Work to do | Write out the entries below once more, exactly.

Extracts from a graphics dataset
══════════════════════════════
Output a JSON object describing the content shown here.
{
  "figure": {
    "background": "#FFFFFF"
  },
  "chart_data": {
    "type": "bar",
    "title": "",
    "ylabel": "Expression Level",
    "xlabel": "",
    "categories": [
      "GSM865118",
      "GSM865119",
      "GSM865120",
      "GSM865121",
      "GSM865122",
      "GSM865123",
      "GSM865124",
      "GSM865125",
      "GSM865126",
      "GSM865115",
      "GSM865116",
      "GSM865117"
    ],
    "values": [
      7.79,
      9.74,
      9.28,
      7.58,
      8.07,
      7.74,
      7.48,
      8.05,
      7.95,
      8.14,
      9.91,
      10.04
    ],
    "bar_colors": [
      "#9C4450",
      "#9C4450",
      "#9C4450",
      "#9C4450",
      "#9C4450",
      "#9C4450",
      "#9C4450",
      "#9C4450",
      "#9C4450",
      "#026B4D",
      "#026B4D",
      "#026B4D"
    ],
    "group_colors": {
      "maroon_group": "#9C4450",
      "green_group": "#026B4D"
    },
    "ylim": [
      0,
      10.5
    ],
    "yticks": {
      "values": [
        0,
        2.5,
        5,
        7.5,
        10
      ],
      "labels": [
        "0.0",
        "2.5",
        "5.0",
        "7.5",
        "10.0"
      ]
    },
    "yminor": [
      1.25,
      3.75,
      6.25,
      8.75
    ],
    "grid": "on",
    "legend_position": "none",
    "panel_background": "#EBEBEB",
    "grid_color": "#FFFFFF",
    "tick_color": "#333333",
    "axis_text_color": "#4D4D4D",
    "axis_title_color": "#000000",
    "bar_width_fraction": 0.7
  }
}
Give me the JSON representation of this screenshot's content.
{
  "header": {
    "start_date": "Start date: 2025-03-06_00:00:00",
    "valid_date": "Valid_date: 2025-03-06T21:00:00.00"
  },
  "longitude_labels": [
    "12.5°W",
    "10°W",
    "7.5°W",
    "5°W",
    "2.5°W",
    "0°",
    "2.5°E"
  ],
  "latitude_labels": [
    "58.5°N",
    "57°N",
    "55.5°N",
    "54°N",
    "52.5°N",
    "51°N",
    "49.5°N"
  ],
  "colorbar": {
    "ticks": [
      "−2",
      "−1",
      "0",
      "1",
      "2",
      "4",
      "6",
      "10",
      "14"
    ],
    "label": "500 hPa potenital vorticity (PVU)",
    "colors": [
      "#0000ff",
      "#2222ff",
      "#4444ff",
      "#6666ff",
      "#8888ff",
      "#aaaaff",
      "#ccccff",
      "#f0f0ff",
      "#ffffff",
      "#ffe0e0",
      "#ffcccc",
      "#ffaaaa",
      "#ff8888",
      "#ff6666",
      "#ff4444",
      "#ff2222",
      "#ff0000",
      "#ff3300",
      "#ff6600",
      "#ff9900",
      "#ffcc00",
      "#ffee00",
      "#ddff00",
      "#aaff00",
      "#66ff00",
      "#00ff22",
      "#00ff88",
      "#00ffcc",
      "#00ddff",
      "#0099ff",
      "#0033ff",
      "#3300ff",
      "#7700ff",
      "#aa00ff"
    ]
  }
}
══════════════════════════════
Expected output |
Output a JSON object describing the content shown here.
{
  "figure": {
    "background": "#FFFFFF"
  },
  "chart_data": {
    "type": "bar",
    "title": "",
    "ylabel": "Expression Level",
    "xlabel": "",
    "categories": [
      "GSM865118",
      "GSM865119",
      "GSM865120",
      "GSM865121",
      "GSM865122",
      "GSM865123",
      "GSM865124",
      "GSM865125",
      "GSM865126",
      "GSM865115",
      "GSM865116",
      "GSM865117"
    ],
    "values": [
      7.79,
      9.74,
      9.28,
      7.58,
      8.07,
      7.74,
      7.48,
      8.05,
      7.95,
      8.14,
      9.91,
      10.04
    ],
    "bar_colors": [
      "#9C4450",
      "#9C4450",
      "#9C4450",
      "#9C4450",
      "#9C4450",
      "#9C4450",
      "#9C4450",
      "#9C4450",
      "#9C4450",
      "#026B4D",
      "#026B4D",
      "#026B4D"
    ],
    "group_colors": {
      "maroon_group": "#9C4450",
      "green_group": "#026B4D"
    },
    "ylim": [
      0,
      10.5
    ],
    "yticks": {
      "values": [
        0,
        2.5,
        5,
        7.5,
        10
      ],
      "labels": [
        "0.0",
        "2.5",
        "5.0",
        "7.5",
        "10.0"
      ]
    },
    "yminor": [
      1.25,
      3.75,
      6.25,
      8.75
    ],
    "grid": "on",
    "legend_position": "none",
    "panel_background": "#EBEBEB",
    "grid_color": "#FFFFFF",
    "tick_color": "#333333",
    "axis_text_color": "#4D4D4D",
    "axis_title_color": "#000000",
    "bar_width_fraction": 0.7
  }
}
Give me the JSON representation of this screenshot's content.
{
  "header": {
    "start_date": "Start date: 2025-03-06_00:00:00",
    "valid_date": "Valid_date: 2025-03-06T21:00:00.00"
  },
  "longitude_labels": [
    "12.5°W",
    "10°W",
    "7.5°W",
    "5°W",
    "2.5°W",
    "0°",
    "2.5°E"
  ],
  "latitude_labels": [
    "58.5°N",
    "57°N",
    "55.5°N",
    "54°N",
    "52.5°N",
    "51°N",
    "49.5°N"
  ],
  "colorbar": {
    "ticks": [
      "−2",
      "−1",
      "0",
      "1",
      "2",
      "4",
      "6",
      "10",
      "14"
    ],
    "label": "500 hPa potenital vorticity (PVU)",
    "colors": [
      "#0000ff",
      "#2222ff",
      "#4444ff",
      "#6666ff",
      "#8888ff",
      "#aaaaff",
      "#ccccff",
      "#f0f0ff",
      "#ffffff",
      "#ffe0e0",
      "#ffcccc",
      "#ffaaaa",
      "#ff8888",
      "#ff6666",
      "#ff4444",
      "#ff2222",
      "#ff0000",
      "#ff3300",
      "#ff6600",
      "#ff9900",
      "#ffcc00",
      "#ffee00",
      "#ddff00",
      "#aaff00",
      "#66ff00",
      "#00ff22",
      "#00ff88",
      "#00ffcc",
      "#00ddff",
      "#0099ff",
      "#0033ff",
      "#3300ff",
      "#7700ff",
      "#aa00ff"
    ]
  }
}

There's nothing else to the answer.